• The input:
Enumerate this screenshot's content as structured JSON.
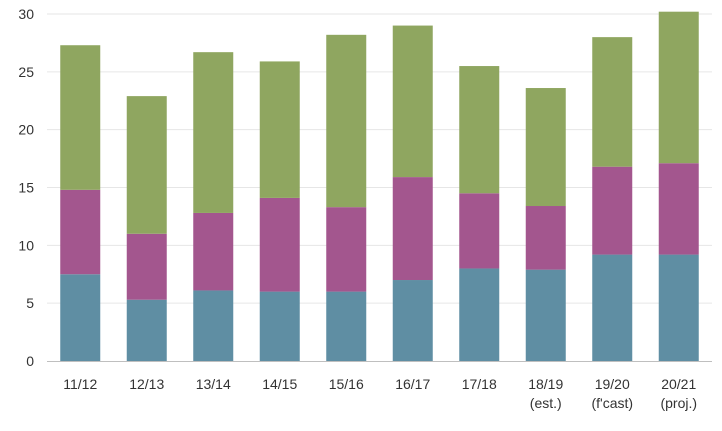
{
  "chart_data": {
    "type": "bar",
    "stacked": true,
    "title": "",
    "xlabel": "",
    "ylabel": "",
    "ylim": [
      0,
      30
    ],
    "yticks": [
      0,
      5,
      10,
      15,
      20,
      25,
      30
    ],
    "grid": true,
    "legend": "none",
    "categories": [
      [
        "11/12"
      ],
      [
        "12/13"
      ],
      [
        "13/14"
      ],
      [
        "14/15"
      ],
      [
        "15/16"
      ],
      [
        "16/17"
      ],
      [
        "17/18"
      ],
      [
        "18/19",
        "(est.)"
      ],
      [
        "19/20",
        "(f'cast)"
      ],
      [
        "20/21",
        "(proj.)"
      ]
    ],
    "series": [
      {
        "color": "#5f8ea3",
        "values": [
          7.5,
          5.3,
          6.1,
          6.0,
          6.0,
          7.0,
          8.0,
          7.9,
          9.2,
          9.2
        ]
      },
      {
        "color": "#a3568e",
        "values": [
          7.3,
          5.7,
          6.7,
          8.1,
          7.3,
          8.9,
          6.5,
          5.5,
          7.6,
          7.9
        ]
      },
      {
        "color": "#8fa660",
        "values": [
          12.5,
          11.9,
          13.9,
          11.8,
          14.9,
          13.1,
          11.0,
          10.2,
          11.2,
          13.1
        ]
      }
    ]
  }
}
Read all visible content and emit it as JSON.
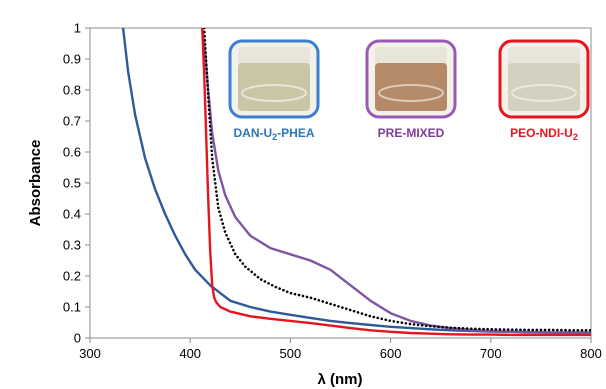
{
  "chart_data": {
    "type": "line",
    "title": "",
    "xlabel": "λ (nm)",
    "ylabel": "Absorbance",
    "xlim": [
      300,
      800
    ],
    "ylim": [
      0,
      1
    ],
    "xticks": [
      "300",
      "400",
      "500",
      "600",
      "700",
      "800"
    ],
    "yticks": [
      "0",
      "0.1",
      "0.2",
      "0.3",
      "0.4",
      "0.5",
      "0.6",
      "0.7",
      "0.8",
      "0.9",
      "1"
    ],
    "grid": false,
    "legend": "none",
    "series": [
      {
        "name": "DAN-U2-PHEA",
        "color": "#2e5a9a",
        "style": "solid",
        "x": [
          333,
          338,
          345,
          355,
          365,
          375,
          385,
          395,
          405,
          420,
          440,
          460,
          480,
          500,
          520,
          540,
          560,
          580,
          600,
          620,
          640,
          660,
          680,
          700,
          720,
          740,
          760,
          780,
          800
        ],
        "y": [
          1.0,
          0.86,
          0.72,
          0.58,
          0.48,
          0.4,
          0.33,
          0.27,
          0.22,
          0.17,
          0.12,
          0.1,
          0.085,
          0.075,
          0.065,
          0.055,
          0.048,
          0.042,
          0.036,
          0.032,
          0.028,
          0.025,
          0.023,
          0.021,
          0.02,
          0.019,
          0.018,
          0.018,
          0.017
        ]
      },
      {
        "name": "PRE-MIXED",
        "color": "#7d56a3",
        "style": "solid",
        "x": [
          412,
          415,
          418,
          422,
          428,
          435,
          445,
          460,
          480,
          500,
          520,
          540,
          560,
          580,
          600,
          620,
          640,
          660,
          680,
          700,
          720,
          740,
          760,
          780,
          800
        ],
        "y": [
          1.0,
          0.92,
          0.8,
          0.66,
          0.54,
          0.46,
          0.39,
          0.33,
          0.29,
          0.27,
          0.25,
          0.22,
          0.17,
          0.12,
          0.08,
          0.055,
          0.04,
          0.032,
          0.026,
          0.022,
          0.02,
          0.018,
          0.017,
          0.016,
          0.015
        ]
      },
      {
        "name": "dotted",
        "color": "#000000",
        "style": "dotted",
        "x": [
          414,
          418,
          422,
          428,
          435,
          445,
          455,
          470,
          485,
          500,
          520,
          540,
          560,
          580,
          600,
          620,
          640,
          660,
          680,
          700,
          720,
          740,
          760,
          780,
          800
        ],
        "y": [
          1.0,
          0.78,
          0.58,
          0.42,
          0.34,
          0.27,
          0.23,
          0.19,
          0.165,
          0.145,
          0.13,
          0.11,
          0.09,
          0.07,
          0.055,
          0.045,
          0.038,
          0.033,
          0.03,
          0.028,
          0.027,
          0.026,
          0.026,
          0.025,
          0.025
        ]
      },
      {
        "name": "PEO-NDI-U2",
        "color": "#e8141c",
        "style": "solid",
        "x": [
          412,
          414,
          416,
          418,
          420,
          422,
          424,
          426,
          430,
          440,
          460,
          480,
          500,
          520,
          540,
          560,
          580,
          600,
          620,
          640,
          660,
          680,
          700,
          720,
          740,
          760,
          780,
          800
        ],
        "y": [
          1.0,
          0.85,
          0.65,
          0.45,
          0.28,
          0.17,
          0.13,
          0.115,
          0.1,
          0.085,
          0.07,
          0.062,
          0.055,
          0.048,
          0.04,
          0.032,
          0.025,
          0.02,
          0.016,
          0.014,
          0.012,
          0.011,
          0.011,
          0.01,
          0.01,
          0.01,
          0.01,
          0.01
        ]
      }
    ],
    "insets": [
      {
        "label": "DAN-U2-PHEA",
        "label_main": "DAN-U",
        "label_sub": "2",
        "label_rest": "-PHEA",
        "label_color": "#2e75b6",
        "frame_color": "#3a7fd0",
        "liquid_color": "#c9c6a6"
      },
      {
        "label": "PRE-MIXED",
        "label_main": "PRE-MIXED",
        "label_sub": "",
        "label_rest": "",
        "label_color": "#7d3c98",
        "frame_color": "#9b59b6",
        "liquid_color": "#b58a68"
      },
      {
        "label": "PEO-NDI-U2",
        "label_main": "PEO-NDI-U",
        "label_sub": "2",
        "label_rest": "",
        "label_color": "#e8141c",
        "frame_color": "#e8141c",
        "liquid_color": "#d3d1bf"
      }
    ]
  }
}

• Task goal: Restate each line of the records exactly; pictures do not belong in the copy.

• Output of the exercise:
Enumerate this screenshot's content as structured JSON.
{
  "chart_data": {
    "type": "bar",
    "stacked": true,
    "title": "",
    "xlabel": "",
    "ylabel": "",
    "ylim": [
      0,
      30
    ],
    "yticks": [
      0,
      5,
      10,
      15,
      20,
      25,
      30
    ],
    "grid": true,
    "legend": "none",
    "categories": [
      [
        "11/12"
      ],
      [
        "12/13"
      ],
      [
        "13/14"
      ],
      [
        "14/15"
      ],
      [
        "15/16"
      ],
      [
        "16/17"
      ],
      [
        "17/18"
      ],
      [
        "18/19",
        "(est.)"
      ],
      [
        "19/20",
        "(f'cast)"
      ],
      [
        "20/21",
        "(proj.)"
      ]
    ],
    "series": [
      {
        "color": "#5f8ea3",
        "values": [
          7.5,
          5.3,
          6.1,
          6.0,
          6.0,
          7.0,
          8.0,
          7.9,
          9.2,
          9.2
        ]
      },
      {
        "color": "#a3568e",
        "values": [
          7.3,
          5.7,
          6.7,
          8.1,
          7.3,
          8.9,
          6.5,
          5.5,
          7.6,
          7.9
        ]
      },
      {
        "color": "#8fa660",
        "values": [
          12.5,
          11.9,
          13.9,
          11.8,
          14.9,
          13.1,
          11.0,
          10.2,
          11.2,
          13.1
        ]
      }
    ]
  }
}
Read all visible content and emit it as JSON.
{
  "chart_data": {
    "type": "line",
    "title": "",
    "xlabel": "λ (nm)",
    "ylabel": "Absorbance",
    "xlim": [
      300,
      800
    ],
    "ylim": [
      0,
      1
    ],
    "xticks": [
      "300",
      "400",
      "500",
      "600",
      "700",
      "800"
    ],
    "yticks": [
      "0",
      "0.1",
      "0.2",
      "0.3",
      "0.4",
      "0.5",
      "0.6",
      "0.7",
      "0.8",
      "0.9",
      "1"
    ],
    "grid": false,
    "legend": "none",
    "series": [
      {
        "name": "DAN-U2-PHEA",
        "color": "#2e5a9a",
        "style": "solid",
        "x": [
          333,
          338,
          345,
          355,
          365,
          375,
          385,
          395,
          405,
          420,
          440,
          460,
          480,
          500,
          520,
          540,
          560,
          580,
          600,
          620,
          640,
          660,
          680,
          700,
          720,
          740,
          760,
          780,
          800
        ],
        "y": [
          1.0,
          0.86,
          0.72,
          0.58,
          0.48,
          0.4,
          0.33,
          0.27,
          0.22,
          0.17,
          0.12,
          0.1,
          0.085,
          0.075,
          0.065,
          0.055,
          0.048,
          0.042,
          0.036,
          0.032,
          0.028,
          0.025,
          0.023,
          0.021,
          0.02,
          0.019,
          0.018,
          0.018,
          0.017
        ]
      },
      {
        "name": "PRE-MIXED",
        "color": "#7d56a3",
        "style": "solid",
        "x": [
          412,
          415,
          418,
          422,
          428,
          435,
          445,
          460,
          480,
          500,
          520,
          540,
          560,
          580,
          600,
          620,
          640,
          660,
          680,
          700,
          720,
          740,
          760,
          780,
          800
        ],
        "y": [
          1.0,
          0.92,
          0.8,
          0.66,
          0.54,
          0.46,
          0.39,
          0.33,
          0.29,
          0.27,
          0.25,
          0.22,
          0.17,
          0.12,
          0.08,
          0.055,
          0.04,
          0.032,
          0.026,
          0.022,
          0.02,
          0.018,
          0.017,
          0.016,
          0.015
        ]
      },
      {
        "name": "dotted",
        "color": "#000000",
        "style": "dotted",
        "x": [
          414,
          418,
          422,
          428,
          435,
          445,
          455,
          470,
          485,
          500,
          520,
          540,
          560,
          580,
          600,
          620,
          640,
          660,
          680,
          700,
          720,
          740,
          760,
          780,
          800
        ],
        "y": [
          1.0,
          0.78,
          0.58,
          0.42,
          0.34,
          0.27,
          0.23,
          0.19,
          0.165,
          0.145,
          0.13,
          0.11,
          0.09,
          0.07,
          0.055,
          0.045,
          0.038,
          0.033,
          0.03,
          0.028,
          0.027,
          0.026,
          0.026,
          0.025,
          0.025
        ]
      },
      {
        "name": "PEO-NDI-U2",
        "color": "#e8141c",
        "style": "solid",
        "x": [
          412,
          414,
          416,
          418,
          420,
          422,
          424,
          426,
          430,
          440,
          460,
          480,
          500,
          520,
          540,
          560,
          580,
          600,
          620,
          640,
          660,
          680,
          700,
          720,
          740,
          760,
          780,
          800
        ],
        "y": [
          1.0,
          0.85,
          0.65,
          0.45,
          0.28,
          0.17,
          0.13,
          0.115,
          0.1,
          0.085,
          0.07,
          0.062,
          0.055,
          0.048,
          0.04,
          0.032,
          0.025,
          0.02,
          0.016,
          0.014,
          0.012,
          0.011,
          0.011,
          0.01,
          0.01,
          0.01,
          0.01,
          0.01
        ]
      }
    ],
    "insets": [
      {
        "label": "DAN-U2-PHEA",
        "label_main": "DAN-U",
        "label_sub": "2",
        "label_rest": "-PHEA",
        "label_color": "#2e75b6",
        "frame_color": "#3a7fd0",
        "liquid_color": "#c9c6a6"
      },
      {
        "label": "PRE-MIXED",
        "label_main": "PRE-MIXED",
        "label_sub": "",
        "label_rest": "",
        "label_color": "#7d3c98",
        "frame_color": "#9b59b6",
        "liquid_color": "#b58a68"
      },
      {
        "label": "PEO-NDI-U2",
        "label_main": "PEO-NDI-U",
        "label_sub": "2",
        "label_rest": "",
        "label_color": "#e8141c",
        "frame_color": "#e8141c",
        "liquid_color": "#d3d1bf"
      }
    ]
  }
}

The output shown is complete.